>> start
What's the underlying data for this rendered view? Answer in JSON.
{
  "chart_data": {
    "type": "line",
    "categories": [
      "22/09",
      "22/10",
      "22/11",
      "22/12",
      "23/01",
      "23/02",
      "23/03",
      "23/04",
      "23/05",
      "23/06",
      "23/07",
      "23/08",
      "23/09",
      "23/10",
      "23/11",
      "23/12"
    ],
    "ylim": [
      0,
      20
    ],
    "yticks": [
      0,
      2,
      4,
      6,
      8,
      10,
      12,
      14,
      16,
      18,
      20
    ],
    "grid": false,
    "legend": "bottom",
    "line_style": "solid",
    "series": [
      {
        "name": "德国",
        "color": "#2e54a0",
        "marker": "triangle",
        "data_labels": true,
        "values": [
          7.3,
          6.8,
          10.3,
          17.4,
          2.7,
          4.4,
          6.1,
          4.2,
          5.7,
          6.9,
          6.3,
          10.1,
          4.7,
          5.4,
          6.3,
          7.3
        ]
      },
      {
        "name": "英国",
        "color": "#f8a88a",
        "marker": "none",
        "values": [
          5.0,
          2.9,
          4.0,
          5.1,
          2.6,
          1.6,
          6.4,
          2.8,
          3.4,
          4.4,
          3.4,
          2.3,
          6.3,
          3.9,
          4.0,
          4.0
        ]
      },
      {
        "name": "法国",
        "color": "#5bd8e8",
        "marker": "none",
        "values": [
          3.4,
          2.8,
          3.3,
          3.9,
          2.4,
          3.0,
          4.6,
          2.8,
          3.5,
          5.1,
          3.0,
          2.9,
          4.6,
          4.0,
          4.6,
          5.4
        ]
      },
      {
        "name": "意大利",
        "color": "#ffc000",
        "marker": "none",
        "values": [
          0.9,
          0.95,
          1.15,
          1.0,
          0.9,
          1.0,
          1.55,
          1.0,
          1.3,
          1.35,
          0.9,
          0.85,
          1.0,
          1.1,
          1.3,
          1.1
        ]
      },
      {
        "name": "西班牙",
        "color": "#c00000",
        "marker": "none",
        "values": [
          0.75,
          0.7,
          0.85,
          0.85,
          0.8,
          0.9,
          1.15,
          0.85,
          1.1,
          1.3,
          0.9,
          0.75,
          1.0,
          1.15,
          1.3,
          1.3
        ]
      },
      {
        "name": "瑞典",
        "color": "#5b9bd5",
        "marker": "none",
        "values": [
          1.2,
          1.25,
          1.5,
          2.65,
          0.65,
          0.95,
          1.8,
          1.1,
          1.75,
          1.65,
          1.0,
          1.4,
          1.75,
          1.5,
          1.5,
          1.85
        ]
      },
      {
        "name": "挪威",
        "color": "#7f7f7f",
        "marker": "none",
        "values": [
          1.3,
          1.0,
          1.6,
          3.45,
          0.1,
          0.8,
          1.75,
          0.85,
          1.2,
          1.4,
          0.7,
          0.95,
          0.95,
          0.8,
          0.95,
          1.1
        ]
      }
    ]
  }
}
>> end
● Set task: Copy down every line of the material above that includes the string "name".

● Result of this exercise:
        "name": "德国",
        "name": "英国",
        "name": "法国",
        "name": "意大利",
        "name": "西班牙",
        "name": "瑞典",
        "name": "挪威",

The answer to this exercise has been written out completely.